■ Data excerpts:
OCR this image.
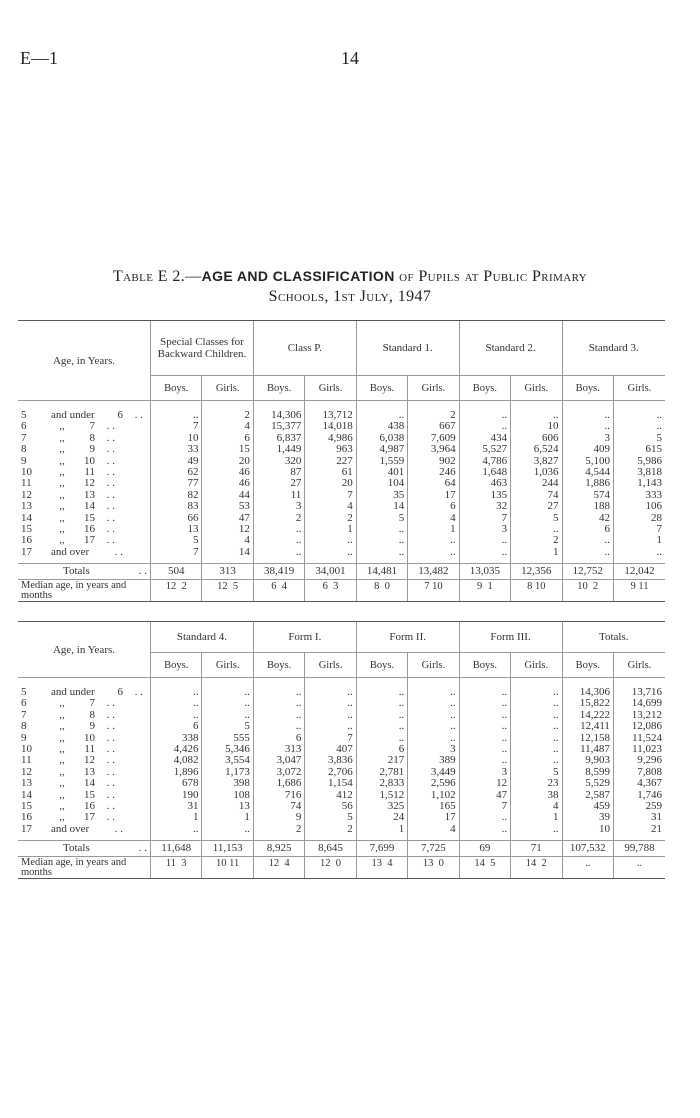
E—1	14
Table E 2.—AGE AND CLASSIFICATION of Pupils at Public Primary
Schools, 1st July, 1947
Age, in Years.	Special Classes for Backward Children.		Class P.		Standard 1.		Standard 2.		Standard 3.	
	Boys.	Girls.	Boys.	Girls.	Boys.	Girls.	Boys.	Girls.	Boys.	Girls.

5 and under 6 . .	..	2	14,306	13,712	..	2	..	..	..	..
6 ,, 7 . .	7	4	15,377	14,018	438	667	..	10	..	..
7 ,, 8 . .	10	6	6,837	4,986	6,038	7,609	434	606	3	5
8 ,, 9 . .	33	15	1,449	963	4,987	3,964	5,527	6,524	409	615
9 ,, 10 . .	49	20	320	227	1,559	902	4,786	3,827	5,100	5,986
10 ,, 11 . .	62	46	87	61	401	246	1,648	1,036	4,544	3,818
11 ,, 12 . .	77	46	27	20	104	64	463	244	1,886	1,143
12 ,, 13 . .	82	44	11	7	35	17	135	74	574	333
13 ,, 14 . .	83	53	3	4	14	6	32	27	188	106
14 ,, 15 . .	66	47	2	2	5	4	7	5	42	28
15 ,, 16 . .	13	12	..	1	..	1	3	..	6	7
16 ,, 17 . .	5	4	..	..	..	..	..	2	..	1
17 and over . .	7	14	..	..	..	..	..	1	..	..

Totals . .	504	313	38,419	34,001	14,481	13,482	13,035	12,356	12,752	12,042
Median age, in years and months	12  2	12  5	6  4	6  3	8  0	7 10	9  1	8 10	10  2	9 11
Age, in Years.	Standard 4.		Form I.		Form II.		Form III.		Totals.	
	Boys.	Girls.	Boys.	Girls.	Boys.	Girls.	Boys.	Girls.	Boys.	Girls.

5 and under 6 . .	..	..	..	..	..	..	..	..	14,306	13,716
6 ,, 7 . .	..	..	..	..	..	..	..	..	15,822	14,699
7 ,, 8 . .	..	..	..	..	..	..	..	..	14,222	13,212
8 ,, 9 . .	6	5	..	..	..	..	..	..	12,411	12,086
9 ,, 10 . .	338	555	6	7	..	..	..	..	12,158	11,524
10 ,, 11 . .	4,426	5,346	313	407	6	3	..	..	11,487	11,023
11 ,, 12 . .	4,082	3,554	3,047	3,836	217	389	..	..	9,903	9,296
12 ,, 13 . .	1,896	1,173	3,072	2,706	2,781	3,449	3	5	8,599	7,808
13 ,, 14 . .	678	398	1,686	1,154	2,833	2,596	12	23	5,529	4,367
14 ,, 15 . .	190	108	716	412	1,512	1,102	47	38	2,587	1,746
15 ,, 16 . .	31	13	74	56	325	165	7	4	459	259
16 ,, 17 . .	1	1	9	5	24	17	..	1	39	31
17 and over . .	..	..	2	2	1	4	..	..	10	21

Totals . .	11,648	11,153	8,925	8,645	7,699	7,725	69	71	107,532	99,788
Median age, in years and months	11  3	10 11	12  4	12  0	13  4	13  0	14  5	14  2	..	..
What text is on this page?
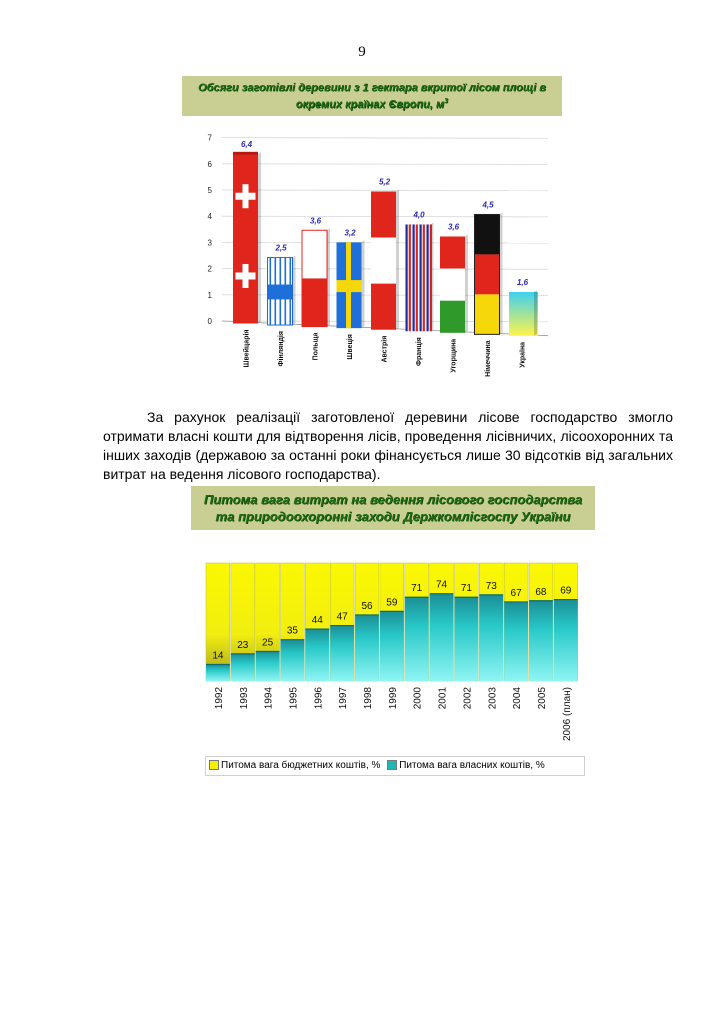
9
Обсяги заготівлі деревини з 1 гектара вкритої лісом площі в
окремих країнах Європи, $м^3$
0
1
2
3
4
5
6
7
6,4
Швейцарія
2,5
Фінляндія
3,6
Польща
3,2
Швеція
5,2
Австрія
4,0
Франція
3,6
Угорщина
4,5
Німеччина
1,6
Україна
За рахунок реалізації заготовленої деревини лісове господарство змогло отримати власні кошти для відтворення лісів, проведення лісівничих, лісоохоронних та інших заходів (державою за останні роки фінансується лише 30 відсотків від загальних витрат на ведення лісового господарства).
Питома вага витрат на ведення лісового господарства
та природоохоронні заходи Держкомлісгоспу України
14
1992
23
1993
25
1994
35
1995
44
1996
47
1997
56
1998
59
1999
71
2000
74
2001
71
2002
73
2003
67
2004
68
2005
69
2006 (план)
Питома вага бюджетних коштів, % Питома вага власних коштів, %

■ The task: Counting only lines of the data above that hold "вага", report the total and nothing else.

■ Reply: 2